Directions
Your job is to restate each entry word for word.

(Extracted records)
═══

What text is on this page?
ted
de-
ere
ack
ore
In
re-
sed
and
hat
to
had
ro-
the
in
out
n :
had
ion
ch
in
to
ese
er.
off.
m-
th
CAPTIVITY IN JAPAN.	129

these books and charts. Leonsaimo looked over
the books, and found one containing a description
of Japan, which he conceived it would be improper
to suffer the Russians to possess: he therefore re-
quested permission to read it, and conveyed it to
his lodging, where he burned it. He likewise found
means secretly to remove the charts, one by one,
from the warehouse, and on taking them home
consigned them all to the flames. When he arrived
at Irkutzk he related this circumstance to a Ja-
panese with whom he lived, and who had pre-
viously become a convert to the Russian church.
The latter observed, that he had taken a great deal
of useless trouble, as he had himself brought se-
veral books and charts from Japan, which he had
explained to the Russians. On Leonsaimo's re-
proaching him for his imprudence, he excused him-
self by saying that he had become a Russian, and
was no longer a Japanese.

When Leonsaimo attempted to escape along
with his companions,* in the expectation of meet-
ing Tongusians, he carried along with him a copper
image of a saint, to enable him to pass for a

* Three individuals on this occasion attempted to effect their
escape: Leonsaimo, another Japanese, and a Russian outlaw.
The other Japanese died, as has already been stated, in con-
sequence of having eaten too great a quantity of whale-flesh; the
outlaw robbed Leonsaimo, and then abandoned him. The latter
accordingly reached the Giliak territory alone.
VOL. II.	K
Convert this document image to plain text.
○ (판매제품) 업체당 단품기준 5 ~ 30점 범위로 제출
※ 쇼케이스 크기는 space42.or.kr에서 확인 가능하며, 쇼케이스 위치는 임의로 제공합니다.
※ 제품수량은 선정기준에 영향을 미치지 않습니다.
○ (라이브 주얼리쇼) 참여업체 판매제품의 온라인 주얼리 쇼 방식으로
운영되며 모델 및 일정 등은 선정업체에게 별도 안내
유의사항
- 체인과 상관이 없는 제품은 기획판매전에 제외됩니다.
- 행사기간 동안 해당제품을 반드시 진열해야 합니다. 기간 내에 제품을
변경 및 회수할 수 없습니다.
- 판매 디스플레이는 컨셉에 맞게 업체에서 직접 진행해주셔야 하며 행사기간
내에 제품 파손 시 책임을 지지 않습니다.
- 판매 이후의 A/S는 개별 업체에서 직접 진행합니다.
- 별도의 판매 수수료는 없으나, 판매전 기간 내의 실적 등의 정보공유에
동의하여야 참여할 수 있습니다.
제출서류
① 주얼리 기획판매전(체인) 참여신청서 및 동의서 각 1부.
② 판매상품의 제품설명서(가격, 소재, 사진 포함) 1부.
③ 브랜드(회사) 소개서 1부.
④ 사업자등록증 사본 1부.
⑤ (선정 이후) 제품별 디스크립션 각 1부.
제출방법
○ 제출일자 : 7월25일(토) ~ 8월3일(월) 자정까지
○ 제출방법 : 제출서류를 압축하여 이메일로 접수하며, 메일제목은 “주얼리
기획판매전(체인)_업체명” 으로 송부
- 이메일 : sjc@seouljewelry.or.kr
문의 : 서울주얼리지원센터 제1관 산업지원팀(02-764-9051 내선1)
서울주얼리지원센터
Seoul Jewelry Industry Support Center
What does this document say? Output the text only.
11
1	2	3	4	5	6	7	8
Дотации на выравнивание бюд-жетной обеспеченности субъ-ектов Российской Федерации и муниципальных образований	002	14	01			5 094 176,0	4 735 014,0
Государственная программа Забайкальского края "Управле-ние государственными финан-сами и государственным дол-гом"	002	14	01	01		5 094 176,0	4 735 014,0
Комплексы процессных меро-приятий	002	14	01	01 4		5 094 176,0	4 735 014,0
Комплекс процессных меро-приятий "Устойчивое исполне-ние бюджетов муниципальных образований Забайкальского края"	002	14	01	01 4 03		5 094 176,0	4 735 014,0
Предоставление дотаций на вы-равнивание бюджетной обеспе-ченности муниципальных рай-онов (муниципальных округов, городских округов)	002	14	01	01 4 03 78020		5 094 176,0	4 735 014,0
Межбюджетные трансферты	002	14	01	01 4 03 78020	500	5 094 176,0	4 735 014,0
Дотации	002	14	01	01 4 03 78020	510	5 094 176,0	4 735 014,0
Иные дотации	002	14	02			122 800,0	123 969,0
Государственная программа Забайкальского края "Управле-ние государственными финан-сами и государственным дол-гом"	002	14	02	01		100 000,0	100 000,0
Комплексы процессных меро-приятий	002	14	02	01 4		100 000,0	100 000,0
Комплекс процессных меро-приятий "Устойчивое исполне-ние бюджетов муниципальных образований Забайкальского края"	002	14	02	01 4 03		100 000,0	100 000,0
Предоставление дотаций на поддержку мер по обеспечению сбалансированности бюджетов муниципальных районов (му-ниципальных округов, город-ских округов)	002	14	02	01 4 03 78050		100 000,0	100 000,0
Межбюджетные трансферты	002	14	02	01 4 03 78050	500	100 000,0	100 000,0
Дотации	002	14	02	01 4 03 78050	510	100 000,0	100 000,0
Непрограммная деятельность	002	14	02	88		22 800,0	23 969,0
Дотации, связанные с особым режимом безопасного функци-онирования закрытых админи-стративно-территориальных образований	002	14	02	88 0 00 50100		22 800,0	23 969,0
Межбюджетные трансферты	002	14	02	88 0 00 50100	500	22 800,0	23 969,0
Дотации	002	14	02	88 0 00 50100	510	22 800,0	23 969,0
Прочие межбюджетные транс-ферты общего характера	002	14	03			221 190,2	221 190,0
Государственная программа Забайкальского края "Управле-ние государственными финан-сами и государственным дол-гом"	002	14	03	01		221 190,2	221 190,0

═══

Written answer
What text is on this page?
ted
de-
ere
ack
ore
In
re-
sed
and
hat
to
had
ro-
the
in
out
n :
had
ion
ch
in
to
ese
er.
off.
m-
th
CAPTIVITY IN JAPAN.	129

these books and charts. Leonsaimo looked over
the books, and found one containing a description
of Japan, which he conceived it would be improper
to suffer the Russians to possess: he therefore re-
quested permission to read it, and conveyed it to
his lodging, where he burned it. He likewise found
means secretly to remove the charts, one by one,
from the warehouse, and on taking them home
consigned them all to the flames. When he arrived
at Irkutzk he related this circumstance to a Ja-
panese with whom he lived, and who had pre-
viously become a convert to the Russian church.
The latter observed, that he had taken a great deal
of useless trouble, as he had himself brought se-
veral books and charts from Japan, which he had
explained to the Russians. On Leonsaimo's re-
proaching him for his imprudence, he excused him-
self by saying that he had become a Russian, and
was no longer a Japanese.

When Leonsaimo attempted to escape along
with his companions,* in the expectation of meet-
ing Tongusians, he carried along with him a copper
image of a saint, to enable him to pass for a

* Three individuals on this occasion attempted to effect their
escape: Leonsaimo, another Japanese, and a Russian outlaw.
The other Japanese died, as has already been stated, in con-
sequence of having eaten too great a quantity of whale-flesh; the
outlaw robbed Leonsaimo, and then abandoned him. The latter
accordingly reached the Giliak territory alone.
VOL. II.	K
Convert this document image to plain text.
○ (판매제품) 업체당 단품기준 5 ~ 30점 범위로 제출
※ 쇼케이스 크기는 space42.or.kr에서 확인 가능하며, 쇼케이스 위치는 임의로 제공합니다.
※ 제품수량은 선정기준에 영향을 미치지 않습니다.
○ (라이브 주얼리쇼) 참여업체 판매제품의 온라인 주얼리 쇼 방식으로
운영되며 모델 및 일정 등은 선정업체에게 별도 안내
유의사항
- 체인과 상관이 없는 제품은 기획판매전에 제외됩니다.
- 행사기간 동안 해당제품을 반드시 진열해야 합니다. 기간 내에 제품을
변경 및 회수할 수 없습니다.
- 판매 디스플레이는 컨셉에 맞게 업체에서 직접 진행해주셔야 하며 행사기간
내에 제품 파손 시 책임을 지지 않습니다.
- 판매 이후의 A/S는 개별 업체에서 직접 진행합니다.
- 별도의 판매 수수료는 없으나, 판매전 기간 내의 실적 등의 정보공유에
동의하여야 참여할 수 있습니다.
제출서류
① 주얼리 기획판매전(체인) 참여신청서 및 동의서 각 1부.
② 판매상품의 제품설명서(가격, 소재, 사진 포함) 1부.
③ 브랜드(회사) 소개서 1부.
④ 사업자등록증 사본 1부.
⑤ (선정 이후) 제품별 디스크립션 각 1부.
제출방법
○ 제출일자 : 7월25일(토) ~ 8월3일(월) 자정까지
○ 제출방법 : 제출서류를 압축하여 이메일로 접수하며, 메일제목은 “주얼리
기획판매전(체인)_업체명” 으로 송부
- 이메일 : sjc@seouljewelry.or.kr
문의 : 서울주얼리지원센터 제1관 산업지원팀(02-764-9051 내선1)
서울주얼리지원센터
Seoul Jewelry Industry Support Center
What does this document say? Output the text only.
11
1	2	3	4	5	6	7	8
Дотации на выравнивание бюд-жетной обеспеченности субъ-ектов Российской Федерации и муниципальных образований	002	14	01			5 094 176,0	4 735 014,0
Государственная программа Забайкальского края "Управле-ние государственными финан-сами и государственным дол-гом"	002	14	01	01		5 094 176,0	4 735 014,0
Комплексы процессных меро-приятий	002	14	01	01 4		5 094 176,0	4 735 014,0
Комплекс процессных меро-приятий "Устойчивое исполне-ние бюджетов муниципальных образований Забайкальского края"	002	14	01	01 4 03		5 094 176,0	4 735 014,0
Предоставление дотаций на вы-равнивание бюджетной обеспе-ченности муниципальных рай-онов (муниципальных округов, городских округов)	002	14	01	01 4 03 78020		5 094 176,0	4 735 014,0
Межбюджетные трансферты	002	14	01	01 4 03 78020	500	5 094 176,0	4 735 014,0
Дотации	002	14	01	01 4 03 78020	510	5 094 176,0	4 735 014,0
Иные дотации	002	14	02			122 800,0	123 969,0
Государственная программа Забайкальского края "Управле-ние государственными финан-сами и государственным дол-гом"	002	14	02	01		100 000,0	100 000,0
Комплексы процессных меро-приятий	002	14	02	01 4		100 000,0	100 000,0
Комплекс процессных меро-приятий "Устойчивое исполне-ние бюджетов муниципальных образований Забайкальского края"	002	14	02	01 4 03		100 000,0	100 000,0
Предоставление дотаций на поддержку мер по обеспечению сбалансированности бюджетов муниципальных районов (му-ниципальных округов, город-ских округов)	002	14	02	01 4 03 78050		100 000,0	100 000,0
Межбюджетные трансферты	002	14	02	01 4 03 78050	500	100 000,0	100 000,0
Дотации	002	14	02	01 4 03 78050	510	100 000,0	100 000,0
Непрограммная деятельность	002	14	02	88		22 800,0	23 969,0
Дотации, связанные с особым режимом безопасного функци-онирования закрытых админи-стративно-территориальных образований	002	14	02	88 0 00 50100		22 800,0	23 969,0
Межбюджетные трансферты	002	14	02	88 0 00 50100	500	22 800,0	23 969,0
Дотации	002	14	02	88 0 00 50100	510	22 800,0	23 969,0
Прочие межбюджетные транс-ферты общего характера	002	14	03			221 190,2	221 190,0
Государственная программа Забайкальского края "Управле-ние государственными финан-сами и государственным дол-гом"	002	14	03	01		221 190,2	221 190,0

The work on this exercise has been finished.